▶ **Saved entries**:
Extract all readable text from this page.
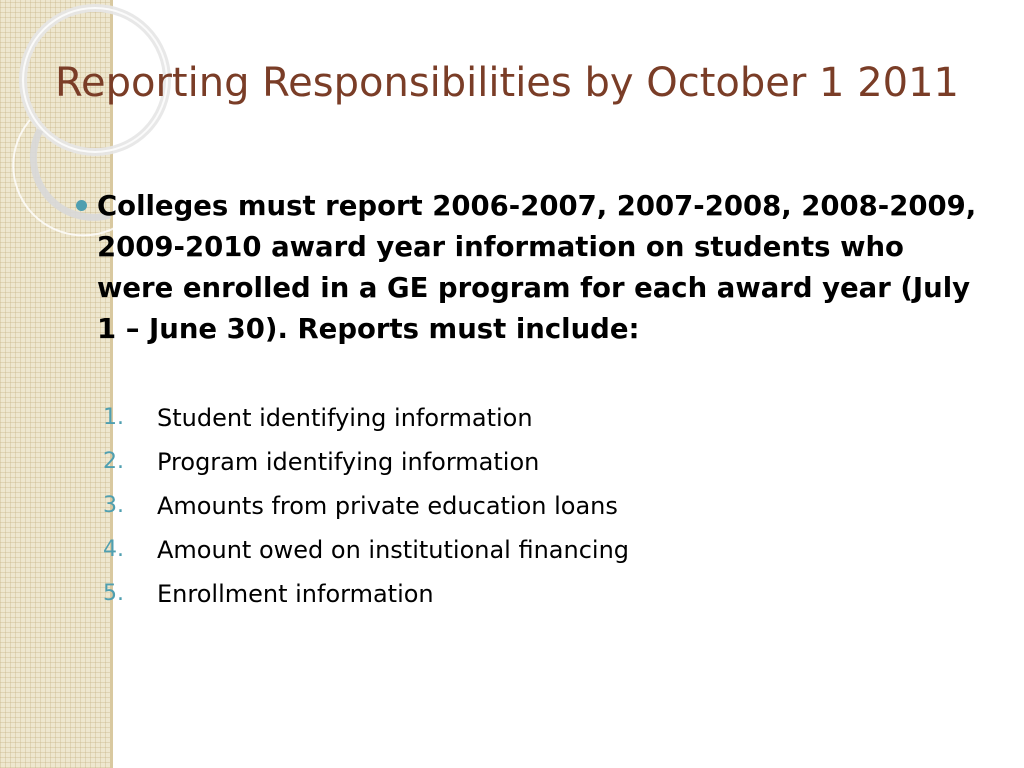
Reporting Responsibilities by October 1 2011
Colleges must report 2006-2007, 2007-2008, 2008-2009, 2009-2010 award year information on students who were enrolled in a GE program for each award year (July 1 – June 30). Reports must include:
1. Student identifying information
2. Program identifying information
3. Amounts from private education loans
4. Amount owed on institutional financing
5. Enrollment information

▶ **REQUIRED TASK**:
Return the material word for word. Pictures are not part of the copy.

▶ **SOLUTION**:
Extract all readable text from this page.
Reporting Responsibilities by October 1 2011
Colleges must report 2006-2007, 2007-2008, 2008-2009, 2009-2010 award year information on students who were enrolled in a GE program for each award year (July 1 – June 30). Reports must include:
1. Student identifying information
2. Program identifying information
3. Amounts from private education loans
4. Amount owed on institutional financing
5. Enrollment information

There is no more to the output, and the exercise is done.